### WHAT TO WORK ON
What is the number of lines in these entries that contain "JSON"? State it alone.

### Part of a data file
☆ ☆ ☆ ☆ ☆ ☆ ☆

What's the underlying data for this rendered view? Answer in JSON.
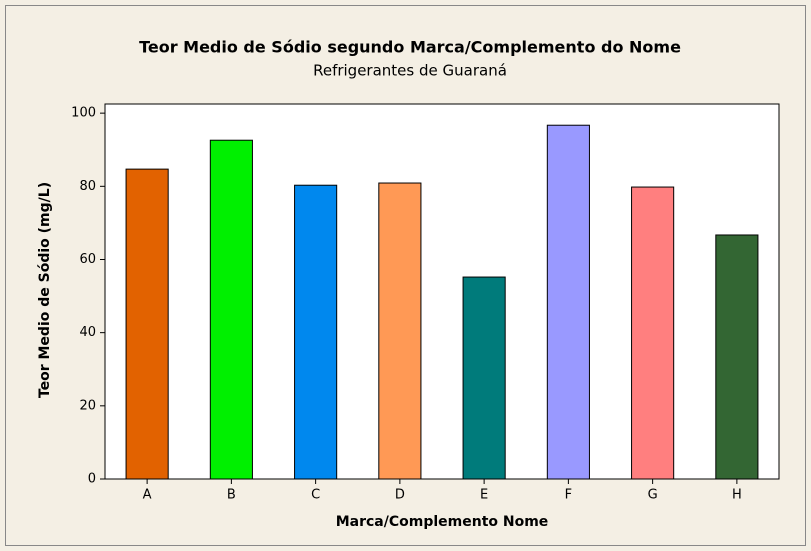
{
  "chart_data": {
    "type": "bar",
    "title": "Teor Medio de Sódio segundo Marca/Complemento do Nome",
    "subtitle": "Refrigerantes de Guaraná",
    "x_label": "Marca/Complemento Nome",
    "y_label": "Teor Medio de Sódio (mg/L)",
    "categories": [
      "A",
      "B",
      "C",
      "D",
      "E",
      "F",
      "G",
      "H"
    ],
    "values": [
      84.7,
      92.6,
      80.3,
      80.9,
      55.2,
      96.7,
      79.8,
      66.7
    ],
    "colors": [
      "#e26200",
      "#00f000",
      "#0088ee",
      "#ff9955",
      "#007b7b",
      "#9999ff",
      "#ff7f7f",
      "#336633"
    ],
    "ylim": [
      0,
      102.5
    ],
    "yticks": [
      0,
      20,
      40,
      60,
      80,
      100
    ],
    "grid": false
  }
}
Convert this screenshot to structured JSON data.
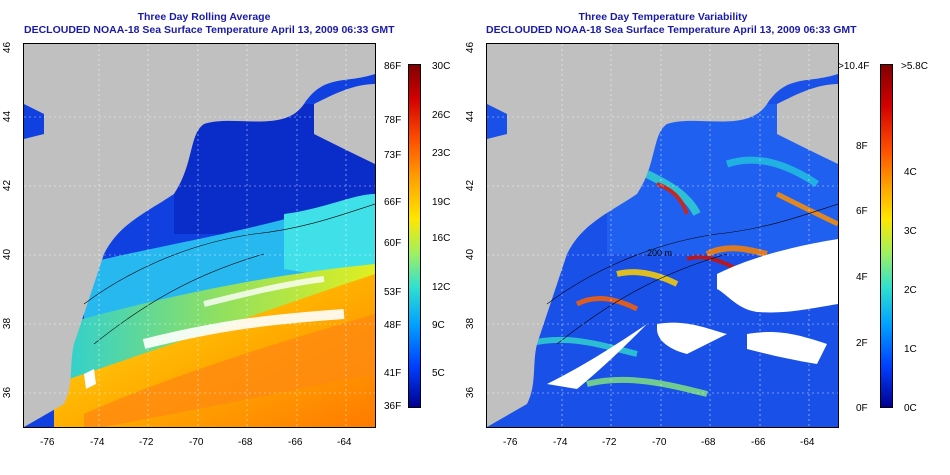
{
  "left_panel": {
    "title_line1": "Three Day Rolling Average",
    "title_line2": "DECLOUDED NOAA-18 Sea Surface Temperature April 13, 2009 06:33 GMT",
    "x_ticks": [
      "-76",
      "-74",
      "-72",
      "-70",
      "-68",
      "-66",
      "-64"
    ],
    "y_ticks": [
      "36",
      "38",
      "40",
      "42",
      "44",
      "46"
    ],
    "colorbar": {
      "fahrenheit": [
        "86F",
        "78F",
        "73F",
        "66F",
        "60F",
        "53F",
        "48F",
        "41F",
        "36F"
      ],
      "celsius": [
        "30C",
        "26C",
        "23C",
        "19C",
        "16C",
        "12C",
        "9C",
        "5C"
      ]
    }
  },
  "right_panel": {
    "title_line1": "Three Day Temperature Variability",
    "title_line2": "DECLOUDED NOAA-18 Sea Surface Temperature April 13, 2009 06:33 GMT",
    "x_ticks": [
      "-76",
      "-74",
      "-72",
      "-70",
      "-68",
      "-66",
      "-64"
    ],
    "y_ticks": [
      "36",
      "38",
      "40",
      "42",
      "44",
      "46"
    ],
    "colorbar": {
      "fahrenheit": [
        ">10.4F",
        "8F",
        "6F",
        "4F",
        "2F",
        "0F"
      ],
      "celsius": [
        ">5.8C",
        "4C",
        "3C",
        "2C",
        "1C",
        "0C"
      ]
    },
    "contour_label": "200 m"
  },
  "colors": {
    "title": "#1a1aa8",
    "land": "#c0c0c0",
    "cloud": "#ffffff"
  }
}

☆ ☆ ☆ ☆ ☆ ☆ ☆

### COMPLETED TASK
2